[Figure record listings]
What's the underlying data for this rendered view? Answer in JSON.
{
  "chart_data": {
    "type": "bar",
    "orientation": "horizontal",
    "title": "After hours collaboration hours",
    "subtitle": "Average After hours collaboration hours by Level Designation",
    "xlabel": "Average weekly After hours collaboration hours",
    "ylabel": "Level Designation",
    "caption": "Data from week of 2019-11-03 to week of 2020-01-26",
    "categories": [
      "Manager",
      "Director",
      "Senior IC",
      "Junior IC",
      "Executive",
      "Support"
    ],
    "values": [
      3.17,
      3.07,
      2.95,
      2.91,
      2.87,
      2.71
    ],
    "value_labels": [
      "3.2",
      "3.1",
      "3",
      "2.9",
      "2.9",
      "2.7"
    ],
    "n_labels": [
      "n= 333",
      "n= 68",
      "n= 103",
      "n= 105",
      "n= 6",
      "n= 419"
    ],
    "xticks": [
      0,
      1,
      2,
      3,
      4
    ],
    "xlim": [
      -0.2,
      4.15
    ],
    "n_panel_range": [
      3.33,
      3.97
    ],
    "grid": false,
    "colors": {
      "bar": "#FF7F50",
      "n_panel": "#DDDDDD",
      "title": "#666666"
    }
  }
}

■ What is asked ■
The data above must be returned in full, exactly as written.

■ Exercise solution ■
What's the underlying data for this rendered view? Answer in JSON.
{
  "chart_data": {
    "type": "bar",
    "orientation": "horizontal",
    "title": "After hours collaboration hours",
    "subtitle": "Average After hours collaboration hours by Level Designation",
    "xlabel": "Average weekly After hours collaboration hours",
    "ylabel": "Level Designation",
    "caption": "Data from week of 2019-11-03 to week of 2020-01-26",
    "categories": [
      "Manager",
      "Director",
      "Senior IC",
      "Junior IC",
      "Executive",
      "Support"
    ],
    "values": [
      3.17,
      3.07,
      2.95,
      2.91,
      2.87,
      2.71
    ],
    "value_labels": [
      "3.2",
      "3.1",
      "3",
      "2.9",
      "2.9",
      "2.7"
    ],
    "n_labels": [
      "n= 333",
      "n= 68",
      "n= 103",
      "n= 105",
      "n= 6",
      "n= 419"
    ],
    "xticks": [
      0,
      1,
      2,
      3,
      4
    ],
    "xlim": [
      -0.2,
      4.15
    ],
    "n_panel_range": [
      3.33,
      3.97
    ],
    "grid": false,
    "colors": {
      "bar": "#FF7F50",
      "n_panel": "#DDDDDD",
      "title": "#666666"
    }
  }
}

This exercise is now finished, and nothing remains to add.